Task details => Go over the listing below line by line and tally those containing "Depth". Give only the tally.

Task material =>
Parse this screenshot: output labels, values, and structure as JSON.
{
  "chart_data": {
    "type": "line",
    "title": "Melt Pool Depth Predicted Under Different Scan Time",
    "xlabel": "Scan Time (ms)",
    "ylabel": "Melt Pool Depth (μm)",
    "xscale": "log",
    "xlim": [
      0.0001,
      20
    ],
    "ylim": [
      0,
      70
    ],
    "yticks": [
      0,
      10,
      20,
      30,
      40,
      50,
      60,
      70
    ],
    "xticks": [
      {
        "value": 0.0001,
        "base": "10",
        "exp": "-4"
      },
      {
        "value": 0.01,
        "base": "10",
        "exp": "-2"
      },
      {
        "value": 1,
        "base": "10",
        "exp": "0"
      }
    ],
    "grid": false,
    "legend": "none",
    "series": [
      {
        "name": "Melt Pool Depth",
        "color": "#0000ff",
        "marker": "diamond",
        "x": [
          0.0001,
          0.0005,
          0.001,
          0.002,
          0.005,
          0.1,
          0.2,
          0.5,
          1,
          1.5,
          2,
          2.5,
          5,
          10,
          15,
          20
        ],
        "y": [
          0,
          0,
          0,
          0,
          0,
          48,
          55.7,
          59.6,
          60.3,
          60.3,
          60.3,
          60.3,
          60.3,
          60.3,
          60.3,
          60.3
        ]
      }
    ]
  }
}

Response => 3